■ Work instructions: Each entry must be given again exactly; images do not belong in the copy.

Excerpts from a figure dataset
____

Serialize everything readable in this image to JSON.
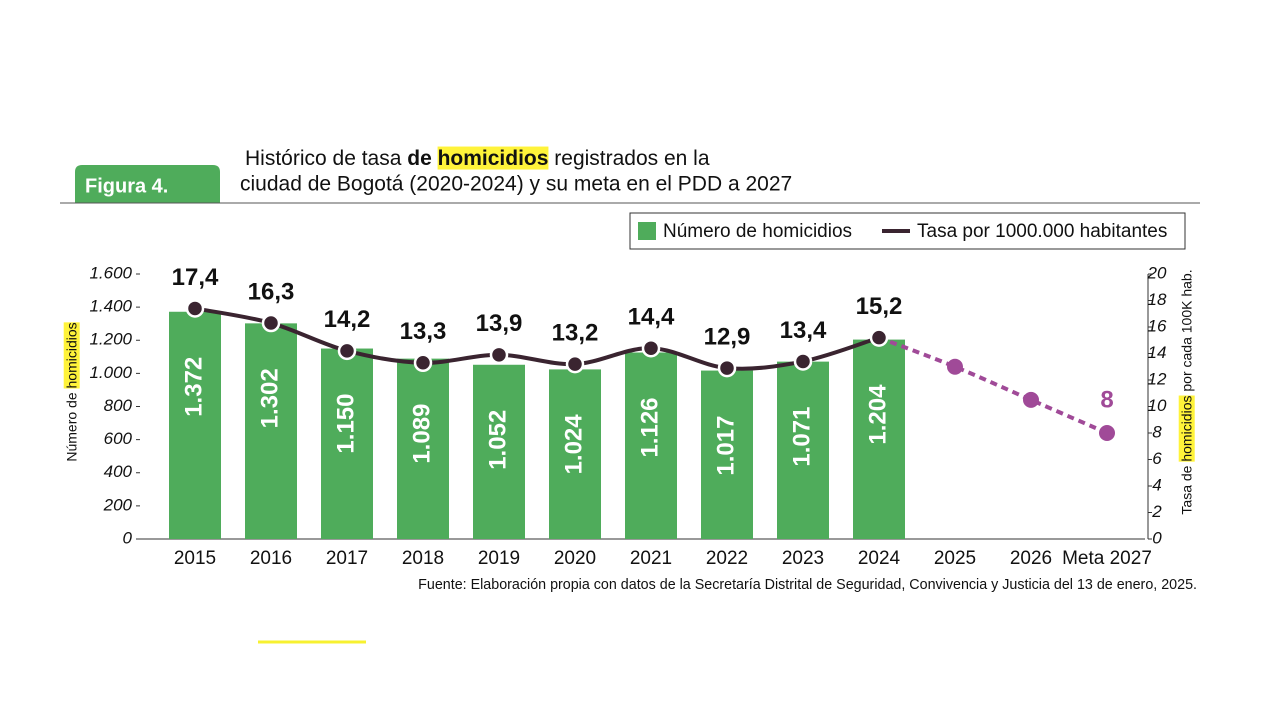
{
  "chart_data": {
    "type": "bar_line",
    "figure_label": "Figura 4.",
    "title": {
      "line1": {
        "before": "Histórico de tasa ",
        "bold": "de homicidios",
        "after": " registrados en la"
      },
      "line2": "ciudad de Bogotá (2020-2024) y su meta en el PDD a 2027"
    },
    "highlight_word": "homicidios",
    "categories": [
      "2015",
      "2016",
      "2017",
      "2018",
      "2019",
      "2020",
      "2021",
      "2022",
      "2023",
      "2024",
      "2025",
      "2026",
      "Meta 2027"
    ],
    "series": [
      {
        "name": "Número de homicidios",
        "kind": "bar",
        "color": "#4fac5b",
        "values": [
          1372,
          1302,
          1150,
          1089,
          1052,
          1024,
          1126,
          1017,
          1071,
          1204,
          null,
          null,
          null
        ],
        "value_labels": [
          "1.372",
          "1.302",
          "1.150",
          "1.089",
          "1.052",
          "1.024",
          "1.126",
          "1.017",
          "1.071",
          "1.204",
          null,
          null,
          null
        ]
      },
      {
        "name": "Tasa por 1000.000 habitantes",
        "kind": "line",
        "axis": "y2",
        "color": "#3a2430",
        "projection_start": 9,
        "projection_color": "#a04a98",
        "values": [
          17.4,
          16.3,
          14.2,
          13.3,
          13.9,
          13.2,
          14.4,
          12.9,
          13.4,
          15.2,
          13,
          10.5,
          8
        ],
        "value_labels": [
          "17,4",
          "16,3",
          "14,2",
          "13,3",
          "13,9",
          "13,2",
          "14,4",
          "12,9",
          "13,4",
          "15,2",
          null,
          null,
          "8"
        ]
      }
    ],
    "ylabel": "Número de homicidios",
    "y2label": "Tasa de homicidios por cada 100K hab.",
    "ylim": [
      0,
      1600
    ],
    "yticks": [
      0,
      200,
      400,
      600,
      800,
      {
        "value": 1000,
        "label": "1.000"
      },
      {
        "value": 1200,
        "label": "1.200"
      },
      {
        "value": 1400,
        "label": "1.400"
      },
      {
        "value": 1600,
        "label": "1.600"
      }
    ],
    "y2lim": [
      0,
      20
    ],
    "y2ticks": [
      0,
      2,
      4,
      6,
      8,
      10,
      12,
      14,
      16,
      18,
      20
    ],
    "source": "Fuente: Elaboración propia con datos de la Secretaría Distrital de Seguridad, Convivencia y Justicia del 13 de enero, 2025."
  }
}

____

■ Response for this exercise:
Serialize everything readable in this image to JSON.
{
  "chart_data": {
    "type": "bar_line",
    "figure_label": "Figura 4.",
    "title": {
      "line1": {
        "before": "Histórico de tasa ",
        "bold": "de homicidios",
        "after": " registrados en la"
      },
      "line2": "ciudad de Bogotá (2020-2024) y su meta en el PDD a 2027"
    },
    "highlight_word": "homicidios",
    "categories": [
      "2015",
      "2016",
      "2017",
      "2018",
      "2019",
      "2020",
      "2021",
      "2022",
      "2023",
      "2024",
      "2025",
      "2026",
      "Meta 2027"
    ],
    "series": [
      {
        "name": "Número de homicidios",
        "kind": "bar",
        "color": "#4fac5b",
        "values": [
          1372,
          1302,
          1150,
          1089,
          1052,
          1024,
          1126,
          1017,
          1071,
          1204,
          null,
          null,
          null
        ],
        "value_labels": [
          "1.372",
          "1.302",
          "1.150",
          "1.089",
          "1.052",
          "1.024",
          "1.126",
          "1.017",
          "1.071",
          "1.204",
          null,
          null,
          null
        ]
      },
      {
        "name": "Tasa por 1000.000 habitantes",
        "kind": "line",
        "axis": "y2",
        "color": "#3a2430",
        "projection_start": 9,
        "projection_color": "#a04a98",
        "values": [
          17.4,
          16.3,
          14.2,
          13.3,
          13.9,
          13.2,
          14.4,
          12.9,
          13.4,
          15.2,
          13,
          10.5,
          8
        ],
        "value_labels": [
          "17,4",
          "16,3",
          "14,2",
          "13,3",
          "13,9",
          "13,2",
          "14,4",
          "12,9",
          "13,4",
          "15,2",
          null,
          null,
          "8"
        ]
      }
    ],
    "ylabel": "Número de homicidios",
    "y2label": "Tasa de homicidios por cada 100K hab.",
    "ylim": [
      0,
      1600
    ],
    "yticks": [
      0,
      200,
      400,
      600,
      800,
      {
        "value": 1000,
        "label": "1.000"
      },
      {
        "value": 1200,
        "label": "1.200"
      },
      {
        "value": 1400,
        "label": "1.400"
      },
      {
        "value": 1600,
        "label": "1.600"
      }
    ],
    "y2lim": [
      0,
      20
    ],
    "y2ticks": [
      0,
      2,
      4,
      6,
      8,
      10,
      12,
      14,
      16,
      18,
      20
    ],
    "source": "Fuente: Elaboración propia con datos de la Secretaría Distrital de Seguridad, Convivencia y Justicia del 13 de enero, 2025."
  }
}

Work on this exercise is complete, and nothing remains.